YOUR OBJECTIVE: Report each line of the data that has "simulations" somewhere in it.

--- start DATA SUPPLIED ---

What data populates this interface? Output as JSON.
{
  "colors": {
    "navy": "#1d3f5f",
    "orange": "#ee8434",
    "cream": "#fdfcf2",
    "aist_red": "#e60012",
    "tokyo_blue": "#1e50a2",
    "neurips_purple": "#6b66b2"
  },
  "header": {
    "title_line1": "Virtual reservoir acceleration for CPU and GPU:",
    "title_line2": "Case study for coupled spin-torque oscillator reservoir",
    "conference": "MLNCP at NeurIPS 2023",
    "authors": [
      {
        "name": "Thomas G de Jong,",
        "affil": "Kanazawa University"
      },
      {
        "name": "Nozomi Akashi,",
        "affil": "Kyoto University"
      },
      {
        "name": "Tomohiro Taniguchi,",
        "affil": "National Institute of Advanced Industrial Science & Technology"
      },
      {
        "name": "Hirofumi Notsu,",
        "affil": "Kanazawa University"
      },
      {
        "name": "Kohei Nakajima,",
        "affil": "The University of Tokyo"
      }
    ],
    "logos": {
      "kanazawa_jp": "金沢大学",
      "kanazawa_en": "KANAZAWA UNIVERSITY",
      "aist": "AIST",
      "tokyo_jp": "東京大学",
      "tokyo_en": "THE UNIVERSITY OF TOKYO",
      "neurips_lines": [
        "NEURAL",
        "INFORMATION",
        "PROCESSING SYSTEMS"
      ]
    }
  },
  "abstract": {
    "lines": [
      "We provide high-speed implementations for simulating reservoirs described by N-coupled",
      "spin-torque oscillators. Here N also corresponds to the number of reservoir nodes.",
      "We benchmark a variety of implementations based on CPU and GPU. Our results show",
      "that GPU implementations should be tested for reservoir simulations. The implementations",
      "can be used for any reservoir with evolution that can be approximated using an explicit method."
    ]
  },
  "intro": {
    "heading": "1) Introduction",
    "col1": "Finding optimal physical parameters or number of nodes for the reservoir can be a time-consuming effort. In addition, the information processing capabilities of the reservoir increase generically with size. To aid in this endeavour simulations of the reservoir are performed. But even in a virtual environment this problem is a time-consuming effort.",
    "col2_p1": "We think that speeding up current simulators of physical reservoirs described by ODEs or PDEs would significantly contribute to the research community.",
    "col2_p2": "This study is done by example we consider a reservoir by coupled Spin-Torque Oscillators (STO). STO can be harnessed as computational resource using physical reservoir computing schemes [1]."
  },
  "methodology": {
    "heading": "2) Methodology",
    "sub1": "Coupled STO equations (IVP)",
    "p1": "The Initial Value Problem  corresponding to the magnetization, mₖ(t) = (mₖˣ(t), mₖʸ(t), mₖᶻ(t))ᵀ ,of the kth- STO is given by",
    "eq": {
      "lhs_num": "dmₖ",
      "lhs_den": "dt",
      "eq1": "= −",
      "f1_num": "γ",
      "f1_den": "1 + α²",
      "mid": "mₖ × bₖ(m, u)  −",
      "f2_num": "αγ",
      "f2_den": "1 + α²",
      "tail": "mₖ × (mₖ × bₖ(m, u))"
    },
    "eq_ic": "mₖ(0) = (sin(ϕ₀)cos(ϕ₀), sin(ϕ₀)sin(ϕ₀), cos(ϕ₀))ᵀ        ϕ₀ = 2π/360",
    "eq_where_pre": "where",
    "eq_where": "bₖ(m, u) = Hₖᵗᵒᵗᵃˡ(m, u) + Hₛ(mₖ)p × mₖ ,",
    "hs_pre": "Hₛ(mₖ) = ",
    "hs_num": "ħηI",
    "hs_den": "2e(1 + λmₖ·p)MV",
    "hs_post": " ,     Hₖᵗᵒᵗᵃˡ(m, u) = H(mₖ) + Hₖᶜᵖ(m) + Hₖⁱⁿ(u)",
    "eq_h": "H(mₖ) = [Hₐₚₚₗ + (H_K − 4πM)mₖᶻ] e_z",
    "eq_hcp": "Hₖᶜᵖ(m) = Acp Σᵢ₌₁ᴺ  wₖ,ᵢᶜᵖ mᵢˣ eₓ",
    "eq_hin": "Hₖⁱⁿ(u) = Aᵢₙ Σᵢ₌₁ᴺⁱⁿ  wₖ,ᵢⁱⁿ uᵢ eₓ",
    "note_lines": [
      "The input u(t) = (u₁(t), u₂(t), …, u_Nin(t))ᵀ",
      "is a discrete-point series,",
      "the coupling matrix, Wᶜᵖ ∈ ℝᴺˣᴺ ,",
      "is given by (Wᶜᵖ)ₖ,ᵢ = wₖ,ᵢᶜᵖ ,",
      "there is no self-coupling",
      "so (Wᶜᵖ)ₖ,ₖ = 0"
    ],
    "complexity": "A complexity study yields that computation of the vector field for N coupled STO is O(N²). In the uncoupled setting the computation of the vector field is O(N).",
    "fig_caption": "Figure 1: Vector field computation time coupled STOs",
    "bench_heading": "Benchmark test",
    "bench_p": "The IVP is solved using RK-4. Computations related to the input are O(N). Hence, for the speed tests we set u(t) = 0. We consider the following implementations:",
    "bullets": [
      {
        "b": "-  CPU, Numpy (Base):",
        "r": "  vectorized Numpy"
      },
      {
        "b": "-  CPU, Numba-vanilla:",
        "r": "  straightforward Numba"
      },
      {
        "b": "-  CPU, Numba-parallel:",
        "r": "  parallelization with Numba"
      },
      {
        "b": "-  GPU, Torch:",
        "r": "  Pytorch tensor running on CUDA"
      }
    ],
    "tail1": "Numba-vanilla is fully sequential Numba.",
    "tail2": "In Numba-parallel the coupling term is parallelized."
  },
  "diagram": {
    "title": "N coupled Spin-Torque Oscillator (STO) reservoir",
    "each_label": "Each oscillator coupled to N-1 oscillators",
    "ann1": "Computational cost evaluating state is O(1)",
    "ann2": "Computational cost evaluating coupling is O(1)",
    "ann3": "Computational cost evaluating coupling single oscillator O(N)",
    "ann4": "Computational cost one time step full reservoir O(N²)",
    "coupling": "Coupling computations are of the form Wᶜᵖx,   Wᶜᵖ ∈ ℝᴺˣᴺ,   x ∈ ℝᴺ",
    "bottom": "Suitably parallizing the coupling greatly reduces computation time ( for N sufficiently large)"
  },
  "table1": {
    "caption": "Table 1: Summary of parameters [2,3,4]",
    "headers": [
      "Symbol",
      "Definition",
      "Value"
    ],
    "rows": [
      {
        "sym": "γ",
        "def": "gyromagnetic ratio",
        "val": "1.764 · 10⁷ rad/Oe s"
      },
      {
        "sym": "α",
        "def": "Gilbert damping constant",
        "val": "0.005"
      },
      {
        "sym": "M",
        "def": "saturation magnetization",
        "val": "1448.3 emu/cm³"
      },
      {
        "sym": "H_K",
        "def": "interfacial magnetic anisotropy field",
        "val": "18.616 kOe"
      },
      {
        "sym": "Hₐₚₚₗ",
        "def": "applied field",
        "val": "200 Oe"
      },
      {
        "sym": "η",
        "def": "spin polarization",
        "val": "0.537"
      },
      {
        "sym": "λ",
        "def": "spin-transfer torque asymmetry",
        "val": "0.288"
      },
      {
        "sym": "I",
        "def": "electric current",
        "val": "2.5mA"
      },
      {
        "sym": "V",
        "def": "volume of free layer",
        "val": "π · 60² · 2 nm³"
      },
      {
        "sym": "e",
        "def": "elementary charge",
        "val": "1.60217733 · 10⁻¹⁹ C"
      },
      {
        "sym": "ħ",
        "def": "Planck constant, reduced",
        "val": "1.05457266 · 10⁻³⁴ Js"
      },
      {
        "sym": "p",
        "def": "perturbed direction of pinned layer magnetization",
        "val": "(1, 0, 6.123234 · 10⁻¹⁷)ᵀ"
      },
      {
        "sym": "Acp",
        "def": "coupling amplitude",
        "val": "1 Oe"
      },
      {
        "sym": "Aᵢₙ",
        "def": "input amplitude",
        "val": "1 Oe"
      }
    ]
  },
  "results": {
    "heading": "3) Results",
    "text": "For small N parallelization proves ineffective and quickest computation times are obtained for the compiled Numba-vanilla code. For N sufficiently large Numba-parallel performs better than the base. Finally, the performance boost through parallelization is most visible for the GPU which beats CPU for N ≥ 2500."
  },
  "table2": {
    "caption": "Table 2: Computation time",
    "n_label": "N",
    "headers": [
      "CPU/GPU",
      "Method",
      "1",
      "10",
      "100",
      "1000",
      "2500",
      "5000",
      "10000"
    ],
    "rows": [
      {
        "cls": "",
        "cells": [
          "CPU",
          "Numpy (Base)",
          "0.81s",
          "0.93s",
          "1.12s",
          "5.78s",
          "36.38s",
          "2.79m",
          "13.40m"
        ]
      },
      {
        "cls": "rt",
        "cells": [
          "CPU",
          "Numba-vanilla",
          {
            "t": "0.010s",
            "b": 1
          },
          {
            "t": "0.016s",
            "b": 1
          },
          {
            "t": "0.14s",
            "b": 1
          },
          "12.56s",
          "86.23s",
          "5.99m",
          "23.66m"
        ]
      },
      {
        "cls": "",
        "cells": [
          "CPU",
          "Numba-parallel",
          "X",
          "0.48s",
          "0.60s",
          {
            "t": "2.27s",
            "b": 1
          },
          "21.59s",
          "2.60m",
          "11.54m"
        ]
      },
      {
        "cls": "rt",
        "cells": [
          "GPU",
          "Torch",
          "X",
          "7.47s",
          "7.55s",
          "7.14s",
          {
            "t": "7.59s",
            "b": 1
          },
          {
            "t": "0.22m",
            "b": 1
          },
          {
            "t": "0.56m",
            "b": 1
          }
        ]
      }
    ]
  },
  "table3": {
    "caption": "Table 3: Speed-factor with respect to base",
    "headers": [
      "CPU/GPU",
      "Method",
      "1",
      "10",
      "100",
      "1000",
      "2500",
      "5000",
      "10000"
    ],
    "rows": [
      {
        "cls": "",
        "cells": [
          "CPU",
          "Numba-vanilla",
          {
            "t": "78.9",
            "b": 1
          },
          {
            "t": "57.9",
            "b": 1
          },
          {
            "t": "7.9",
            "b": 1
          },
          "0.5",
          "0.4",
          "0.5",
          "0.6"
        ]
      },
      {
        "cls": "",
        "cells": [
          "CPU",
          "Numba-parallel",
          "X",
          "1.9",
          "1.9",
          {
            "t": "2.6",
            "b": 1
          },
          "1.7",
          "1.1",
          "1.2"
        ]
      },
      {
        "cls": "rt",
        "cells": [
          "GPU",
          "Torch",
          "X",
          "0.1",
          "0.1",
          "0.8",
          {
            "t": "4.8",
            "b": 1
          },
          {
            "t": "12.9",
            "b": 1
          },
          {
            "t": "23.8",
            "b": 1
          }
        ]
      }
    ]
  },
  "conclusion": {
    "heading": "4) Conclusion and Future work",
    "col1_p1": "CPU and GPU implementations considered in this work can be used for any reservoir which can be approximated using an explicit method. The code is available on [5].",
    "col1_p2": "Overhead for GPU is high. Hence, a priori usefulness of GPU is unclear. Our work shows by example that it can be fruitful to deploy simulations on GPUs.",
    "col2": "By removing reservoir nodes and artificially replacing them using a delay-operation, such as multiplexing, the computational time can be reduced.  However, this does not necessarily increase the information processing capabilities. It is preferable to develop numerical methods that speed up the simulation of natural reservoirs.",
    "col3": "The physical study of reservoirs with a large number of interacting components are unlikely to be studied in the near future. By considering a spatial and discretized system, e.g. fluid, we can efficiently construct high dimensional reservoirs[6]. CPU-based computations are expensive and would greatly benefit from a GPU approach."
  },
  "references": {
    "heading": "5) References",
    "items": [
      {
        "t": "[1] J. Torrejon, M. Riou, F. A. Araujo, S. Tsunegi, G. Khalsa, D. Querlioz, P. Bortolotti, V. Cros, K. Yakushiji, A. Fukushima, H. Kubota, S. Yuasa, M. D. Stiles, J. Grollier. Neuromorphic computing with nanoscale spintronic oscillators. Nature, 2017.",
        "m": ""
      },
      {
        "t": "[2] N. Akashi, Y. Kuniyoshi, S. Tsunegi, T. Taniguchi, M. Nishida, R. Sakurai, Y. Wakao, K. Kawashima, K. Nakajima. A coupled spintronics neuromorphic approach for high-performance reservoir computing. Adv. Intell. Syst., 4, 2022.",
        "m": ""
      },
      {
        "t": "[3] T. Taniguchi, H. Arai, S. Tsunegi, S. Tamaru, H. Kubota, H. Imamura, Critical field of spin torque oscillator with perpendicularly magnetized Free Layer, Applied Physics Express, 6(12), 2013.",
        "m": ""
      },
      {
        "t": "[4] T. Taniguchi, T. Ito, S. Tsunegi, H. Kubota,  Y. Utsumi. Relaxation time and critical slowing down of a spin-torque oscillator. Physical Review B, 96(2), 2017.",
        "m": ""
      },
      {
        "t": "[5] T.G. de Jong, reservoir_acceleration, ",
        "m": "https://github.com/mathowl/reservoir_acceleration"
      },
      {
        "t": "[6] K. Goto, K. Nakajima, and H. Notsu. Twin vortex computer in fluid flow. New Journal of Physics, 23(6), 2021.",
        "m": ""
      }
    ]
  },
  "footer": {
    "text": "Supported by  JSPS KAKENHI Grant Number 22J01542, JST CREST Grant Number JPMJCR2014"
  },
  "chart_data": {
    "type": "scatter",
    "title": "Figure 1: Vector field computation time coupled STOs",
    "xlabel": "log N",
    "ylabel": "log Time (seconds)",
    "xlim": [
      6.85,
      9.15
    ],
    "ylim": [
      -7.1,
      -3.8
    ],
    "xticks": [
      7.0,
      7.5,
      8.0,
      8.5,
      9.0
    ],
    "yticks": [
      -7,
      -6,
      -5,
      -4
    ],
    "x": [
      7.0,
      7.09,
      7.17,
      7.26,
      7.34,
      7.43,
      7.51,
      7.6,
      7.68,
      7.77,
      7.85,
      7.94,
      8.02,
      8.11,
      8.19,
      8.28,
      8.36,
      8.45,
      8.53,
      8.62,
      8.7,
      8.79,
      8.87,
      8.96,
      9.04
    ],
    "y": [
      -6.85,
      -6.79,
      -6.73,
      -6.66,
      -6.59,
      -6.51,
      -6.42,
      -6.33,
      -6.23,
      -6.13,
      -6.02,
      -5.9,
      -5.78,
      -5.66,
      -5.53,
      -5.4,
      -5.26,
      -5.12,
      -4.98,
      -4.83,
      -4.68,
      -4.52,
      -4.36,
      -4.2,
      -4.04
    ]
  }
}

--- end DATA SUPPLIED ---

SOLUTION FOR THIS PROBLEM:
      "that GPU implementations should be tested for reservoir simulations. The implementations",
    "col1": "Finding optimal physical parameters or number of nodes for the reservoir can be a time-consuming effort. In addition, the information processing capabilities of the reservoir increase generically with size. To aid in this endeavour simulations of the reservoir are performed. But even in a virtual environment this problem is a time-consuming effort.",
    "col1_p2": "Overhead for GPU is high. Hence, a priori usefulness of GPU is unclear. Our work shows by example that it can be fruitful to deploy simulations on GPUs.",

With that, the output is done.